■ **Exercise aim**
Retype the full set of records. Keep every character identical.

■ **Stored data entries**
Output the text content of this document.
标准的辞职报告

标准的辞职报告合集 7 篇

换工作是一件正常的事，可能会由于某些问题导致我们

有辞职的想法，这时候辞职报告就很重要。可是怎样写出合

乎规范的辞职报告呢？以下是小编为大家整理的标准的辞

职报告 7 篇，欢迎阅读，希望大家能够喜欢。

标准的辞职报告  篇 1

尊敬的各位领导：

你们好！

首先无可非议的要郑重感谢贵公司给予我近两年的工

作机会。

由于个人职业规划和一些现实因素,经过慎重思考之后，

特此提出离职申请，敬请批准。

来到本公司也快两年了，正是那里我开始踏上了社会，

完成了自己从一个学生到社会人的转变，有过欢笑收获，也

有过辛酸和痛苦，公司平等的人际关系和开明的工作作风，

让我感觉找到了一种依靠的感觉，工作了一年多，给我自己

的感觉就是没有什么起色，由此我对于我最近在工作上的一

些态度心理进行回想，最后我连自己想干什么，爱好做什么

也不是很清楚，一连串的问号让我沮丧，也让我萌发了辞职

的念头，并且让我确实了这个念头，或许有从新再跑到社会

■ **Task answer**
Output the text content of this document.
标准的辞职报告

标准的辞职报告合集 7 篇

换工作是一件正常的事，可能会由于某些问题导致我们

有辞职的想法，这时候辞职报告就很重要。可是怎样写出合

乎规范的辞职报告呢？以下是小编为大家整理的标准的辞

职报告 7 篇，欢迎阅读，希望大家能够喜欢。

标准的辞职报告  篇 1

尊敬的各位领导：

你们好！

首先无可非议的要郑重感谢贵公司给予我近两年的工

作机会。

由于个人职业规划和一些现实因素,经过慎重思考之后，

特此提出离职申请，敬请批准。

来到本公司也快两年了，正是那里我开始踏上了社会，

完成了自己从一个学生到社会人的转变，有过欢笑收获，也

有过辛酸和痛苦，公司平等的人际关系和开明的工作作风，

让我感觉找到了一种依靠的感觉，工作了一年多，给我自己

的感觉就是没有什么起色，由此我对于我最近在工作上的一

些态度心理进行回想，最后我连自己想干什么，爱好做什么

也不是很清楚，一连串的问号让我沮丧，也让我萌发了辞职

的念头，并且让我确实了这个念头，或许有从新再跑到社会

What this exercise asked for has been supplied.